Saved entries
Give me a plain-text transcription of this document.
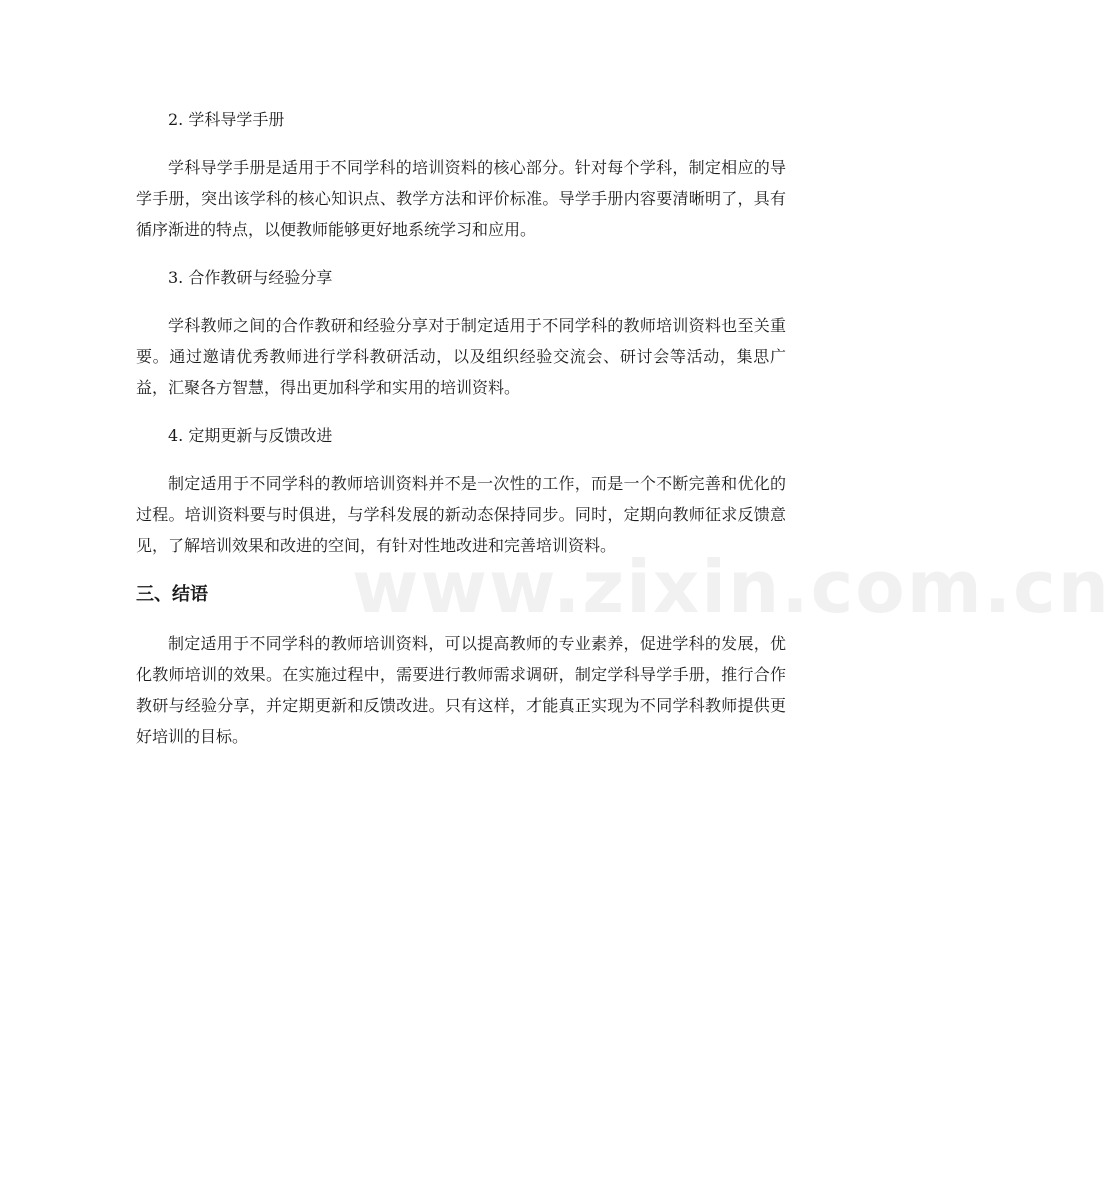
www.zixin.com.cn
2. 学科导学手册

学科导学手册是适用于不同学科的培训资料的核心部分。针对每个学科，制定相应的导学手册，突出该学科的核心知识点、教学方法和评价标准。导学手册内容要清晰明了，具有循序渐进的特点，以便教师能够更好地系统学习和应用。

3. 合作教研与经验分享

学科教师之间的合作教研和经验分享对于制定适用于不同学科的教师培训资料也至关重要。通过邀请优秀教师进行学科教研活动，以及组织经验交流会、研讨会等活动，集思广益，汇聚各方智慧，得出更加科学和实用的培训资料。

4. 定期更新与反馈改进

制定适用于不同学科的教师培训资料并不是一次性的工作，而是一个不断完善和优化的过程。培训资料要与时俱进，与学科发展的新动态保持同步。同时，定期向教师征求反馈意见，了解培训效果和改进的空间，有针对性地改进和完善培训资料。

三、结语

制定适用于不同学科的教师培训资料，可以提高教师的专业素养，促进学科的发展，优化教师培训的效果。在实施过程中，需要进行教师需求调研，制定学科导学手册，推行合作教研与经验分享，并定期更新和反馈改进。只有这样，才能真正实现为不同学科教师提供更好培训的目标。
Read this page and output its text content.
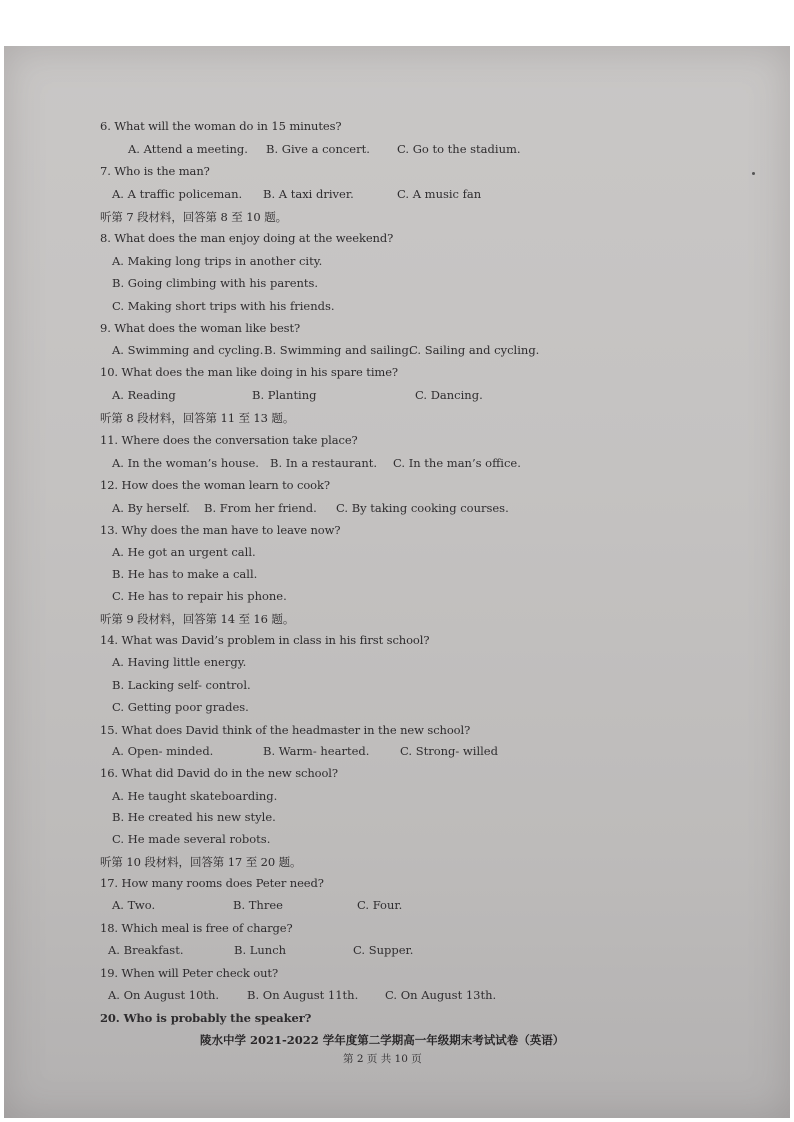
6. What will the woman do in 15 minutes?
A. Attend a meeting. B. Give a concert. C. Go to the stadium.
7. Who is the man?
A. A traffic policeman. B. A taxi driver.	C. A music fan
听第 7 段材料，回答第 8 至 10 题。
8. What does the man enjoy doing at the weekend?
A. Making long trips in another city.
B. Going climbing with his parents.
C. Making short trips with his friends.
9. What does the woman like best?
A. Swimming and cycling. B. Swimming and sailing.
C. Sailing and cycling.
10. What does the man like doing in his spare time?
A. Reading	B. Planting	C. Dancing.
听第 8 段材料，回答第 11 至 13 题。
11. Where does the conversation take place?
A. In the woman’s house. B. In a restaurant. C. In the man’s office.
12. How does the woman learn to cook?
A. By herself. B. From her friend. C. By taking cooking courses.
13. Why does the man have to leave now?
A. He got an urgent call.
B. He has to make a call.
C. He has to repair his phone.
听第 9 段材料，回答第 14 至 16 题。
14. What was David’s problem in class in his first school?
A. Having little energy.
B. Lacking self- control.
C. Getting poor grades.
15. What does David think of the headmaster in the new school?
A. Open- minded.	B. Warm- hearted.	C. Strong- willed
16. What did David do in the new school?
A. He taught skateboarding.
B. He created his new style.
C. He made several robots.
听第 10 段材料，回答第 17 至 20 题。
17. How many rooms does Peter need?
A. Two.	B. Three	C. Four.
18. Which meal is free of charge?
A. Breakfast.	B. Lunch	C. Supper.
19. When will Peter check out?
A. On August 10th. B. On August 11th. C. On August 13th.
20. Who is probably the speaker?
陵水中学 2021-2022 学年度第二学期高一年级期末考试试卷（英语）
第 2 页 共 10 页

WHAT YOU SHOULD DO :: Of all the lines above, how many contain the word "trips"? Answer with only the number.

RESPONSE TO THE TASK :: 2